**WORK REQUIRED**
Scan the entries below and count the lines holding the string "RESULTANT". Supply only the number.

══════

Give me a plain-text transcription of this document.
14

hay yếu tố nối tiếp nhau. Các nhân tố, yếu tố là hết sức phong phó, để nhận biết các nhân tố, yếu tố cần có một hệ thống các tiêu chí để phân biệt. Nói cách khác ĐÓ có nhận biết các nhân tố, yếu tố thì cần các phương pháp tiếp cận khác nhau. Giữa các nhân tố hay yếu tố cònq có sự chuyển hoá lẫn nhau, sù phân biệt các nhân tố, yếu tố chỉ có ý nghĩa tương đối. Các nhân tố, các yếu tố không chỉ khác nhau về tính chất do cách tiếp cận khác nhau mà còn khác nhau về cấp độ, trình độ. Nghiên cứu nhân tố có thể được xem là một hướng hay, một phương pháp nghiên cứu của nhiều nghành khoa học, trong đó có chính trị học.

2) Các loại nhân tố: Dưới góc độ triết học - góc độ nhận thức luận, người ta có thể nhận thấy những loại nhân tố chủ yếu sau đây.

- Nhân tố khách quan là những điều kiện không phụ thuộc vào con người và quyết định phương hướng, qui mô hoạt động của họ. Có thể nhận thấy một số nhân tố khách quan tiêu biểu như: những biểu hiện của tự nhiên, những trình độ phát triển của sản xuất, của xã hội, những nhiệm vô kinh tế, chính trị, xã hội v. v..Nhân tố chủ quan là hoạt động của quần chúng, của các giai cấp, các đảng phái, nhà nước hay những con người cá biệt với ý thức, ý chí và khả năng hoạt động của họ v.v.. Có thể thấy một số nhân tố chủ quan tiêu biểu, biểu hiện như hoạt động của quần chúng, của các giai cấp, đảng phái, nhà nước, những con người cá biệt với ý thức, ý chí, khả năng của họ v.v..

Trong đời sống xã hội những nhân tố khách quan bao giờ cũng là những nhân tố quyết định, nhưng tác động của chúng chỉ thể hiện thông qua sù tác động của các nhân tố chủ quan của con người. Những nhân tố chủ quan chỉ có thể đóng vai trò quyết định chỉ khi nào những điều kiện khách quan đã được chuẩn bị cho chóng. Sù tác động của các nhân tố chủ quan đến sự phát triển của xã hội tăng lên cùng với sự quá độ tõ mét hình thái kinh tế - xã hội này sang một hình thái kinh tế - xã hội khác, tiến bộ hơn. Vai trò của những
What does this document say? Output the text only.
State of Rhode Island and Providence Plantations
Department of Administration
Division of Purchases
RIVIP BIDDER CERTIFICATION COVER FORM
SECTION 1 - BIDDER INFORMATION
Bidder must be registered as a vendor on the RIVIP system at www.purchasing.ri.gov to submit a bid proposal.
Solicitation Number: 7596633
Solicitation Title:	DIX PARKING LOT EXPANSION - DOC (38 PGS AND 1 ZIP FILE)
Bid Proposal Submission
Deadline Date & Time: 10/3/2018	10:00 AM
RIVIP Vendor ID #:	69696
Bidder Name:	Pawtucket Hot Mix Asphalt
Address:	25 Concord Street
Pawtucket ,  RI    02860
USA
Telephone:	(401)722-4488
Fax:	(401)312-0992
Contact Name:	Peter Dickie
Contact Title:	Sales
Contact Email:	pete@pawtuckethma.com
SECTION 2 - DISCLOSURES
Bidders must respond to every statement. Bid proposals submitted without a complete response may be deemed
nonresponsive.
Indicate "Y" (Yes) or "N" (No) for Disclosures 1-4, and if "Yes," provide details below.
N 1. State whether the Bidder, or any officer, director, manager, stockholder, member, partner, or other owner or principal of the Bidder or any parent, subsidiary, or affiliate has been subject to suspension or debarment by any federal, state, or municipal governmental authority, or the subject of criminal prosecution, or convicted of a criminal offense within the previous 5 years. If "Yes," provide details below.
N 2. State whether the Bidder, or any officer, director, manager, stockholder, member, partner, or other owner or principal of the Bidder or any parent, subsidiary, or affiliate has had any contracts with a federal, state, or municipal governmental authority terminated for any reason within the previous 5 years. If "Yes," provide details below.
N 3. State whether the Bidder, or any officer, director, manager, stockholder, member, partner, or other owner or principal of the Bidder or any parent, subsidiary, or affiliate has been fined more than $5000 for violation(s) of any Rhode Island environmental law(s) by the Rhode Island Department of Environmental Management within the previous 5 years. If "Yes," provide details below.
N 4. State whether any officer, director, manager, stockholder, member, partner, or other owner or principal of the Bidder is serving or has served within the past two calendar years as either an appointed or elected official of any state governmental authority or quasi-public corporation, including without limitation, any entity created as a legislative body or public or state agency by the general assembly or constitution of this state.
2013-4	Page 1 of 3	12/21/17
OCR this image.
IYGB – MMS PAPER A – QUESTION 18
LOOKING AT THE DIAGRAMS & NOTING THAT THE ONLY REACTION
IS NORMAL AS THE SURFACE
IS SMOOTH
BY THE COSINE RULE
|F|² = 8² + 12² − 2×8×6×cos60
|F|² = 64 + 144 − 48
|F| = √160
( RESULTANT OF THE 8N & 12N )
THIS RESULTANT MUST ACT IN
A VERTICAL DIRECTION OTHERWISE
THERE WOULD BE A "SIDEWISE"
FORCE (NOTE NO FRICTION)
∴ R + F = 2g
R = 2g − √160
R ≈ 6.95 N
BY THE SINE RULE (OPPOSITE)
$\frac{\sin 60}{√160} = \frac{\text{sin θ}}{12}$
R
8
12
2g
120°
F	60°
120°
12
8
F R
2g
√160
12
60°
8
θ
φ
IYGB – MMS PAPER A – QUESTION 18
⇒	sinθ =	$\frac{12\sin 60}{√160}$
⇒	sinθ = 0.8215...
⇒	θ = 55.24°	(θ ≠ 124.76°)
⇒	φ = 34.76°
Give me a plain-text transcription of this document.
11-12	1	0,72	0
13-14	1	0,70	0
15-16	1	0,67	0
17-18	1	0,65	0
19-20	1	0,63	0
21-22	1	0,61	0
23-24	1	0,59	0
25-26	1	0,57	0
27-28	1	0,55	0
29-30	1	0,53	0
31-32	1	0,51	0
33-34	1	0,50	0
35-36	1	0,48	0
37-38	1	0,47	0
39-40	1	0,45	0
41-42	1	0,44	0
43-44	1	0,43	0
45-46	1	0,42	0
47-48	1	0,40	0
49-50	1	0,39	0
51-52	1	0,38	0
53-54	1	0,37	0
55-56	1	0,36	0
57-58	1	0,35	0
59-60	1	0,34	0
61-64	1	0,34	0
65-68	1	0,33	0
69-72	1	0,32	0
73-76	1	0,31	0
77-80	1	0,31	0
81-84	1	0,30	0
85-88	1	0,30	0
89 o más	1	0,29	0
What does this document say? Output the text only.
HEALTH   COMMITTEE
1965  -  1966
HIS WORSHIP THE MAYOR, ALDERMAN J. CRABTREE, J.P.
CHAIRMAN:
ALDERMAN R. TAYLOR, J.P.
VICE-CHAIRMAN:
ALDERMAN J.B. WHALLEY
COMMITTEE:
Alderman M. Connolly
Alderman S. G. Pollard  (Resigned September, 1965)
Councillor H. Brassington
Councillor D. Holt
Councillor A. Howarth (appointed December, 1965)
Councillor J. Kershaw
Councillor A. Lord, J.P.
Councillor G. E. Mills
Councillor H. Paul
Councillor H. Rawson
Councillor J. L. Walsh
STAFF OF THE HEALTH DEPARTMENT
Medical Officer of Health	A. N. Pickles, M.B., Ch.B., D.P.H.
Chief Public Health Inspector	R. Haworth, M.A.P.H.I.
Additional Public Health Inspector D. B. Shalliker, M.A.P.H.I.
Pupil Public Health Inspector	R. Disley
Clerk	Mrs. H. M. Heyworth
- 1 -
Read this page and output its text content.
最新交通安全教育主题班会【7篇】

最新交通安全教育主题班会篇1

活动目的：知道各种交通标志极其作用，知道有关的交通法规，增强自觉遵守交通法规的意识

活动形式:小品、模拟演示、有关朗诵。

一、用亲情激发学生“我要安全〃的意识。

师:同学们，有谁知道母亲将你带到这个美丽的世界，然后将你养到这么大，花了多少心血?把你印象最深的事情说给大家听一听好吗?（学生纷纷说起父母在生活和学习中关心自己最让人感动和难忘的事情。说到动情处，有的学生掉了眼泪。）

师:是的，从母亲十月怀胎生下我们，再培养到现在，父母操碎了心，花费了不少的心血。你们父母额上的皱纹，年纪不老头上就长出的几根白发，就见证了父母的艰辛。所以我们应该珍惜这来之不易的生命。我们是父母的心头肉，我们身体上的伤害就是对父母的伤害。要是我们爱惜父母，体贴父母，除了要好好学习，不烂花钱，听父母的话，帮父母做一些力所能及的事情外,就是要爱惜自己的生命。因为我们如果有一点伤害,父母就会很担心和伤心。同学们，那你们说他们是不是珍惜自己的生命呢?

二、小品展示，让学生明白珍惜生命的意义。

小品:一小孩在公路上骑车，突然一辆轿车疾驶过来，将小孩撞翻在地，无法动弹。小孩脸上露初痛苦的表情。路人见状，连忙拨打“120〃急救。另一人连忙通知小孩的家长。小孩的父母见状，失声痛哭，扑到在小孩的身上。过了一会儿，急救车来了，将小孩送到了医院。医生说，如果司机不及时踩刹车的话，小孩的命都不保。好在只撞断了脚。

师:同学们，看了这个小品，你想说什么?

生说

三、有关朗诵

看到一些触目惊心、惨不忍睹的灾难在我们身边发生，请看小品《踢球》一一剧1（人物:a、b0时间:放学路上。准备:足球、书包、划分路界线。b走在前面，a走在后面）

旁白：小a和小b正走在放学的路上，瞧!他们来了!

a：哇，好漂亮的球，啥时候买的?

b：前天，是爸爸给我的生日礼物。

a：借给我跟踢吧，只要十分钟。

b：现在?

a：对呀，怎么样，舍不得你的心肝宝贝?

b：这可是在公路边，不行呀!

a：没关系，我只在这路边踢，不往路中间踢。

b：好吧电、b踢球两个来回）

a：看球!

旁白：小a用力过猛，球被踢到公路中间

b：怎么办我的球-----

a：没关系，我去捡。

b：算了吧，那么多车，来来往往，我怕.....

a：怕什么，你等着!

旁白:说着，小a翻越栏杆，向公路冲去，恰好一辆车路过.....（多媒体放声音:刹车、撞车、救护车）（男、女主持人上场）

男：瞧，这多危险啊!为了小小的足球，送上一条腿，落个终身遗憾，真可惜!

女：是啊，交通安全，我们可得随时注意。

══════

**ANSWER TO THIS TASK**
2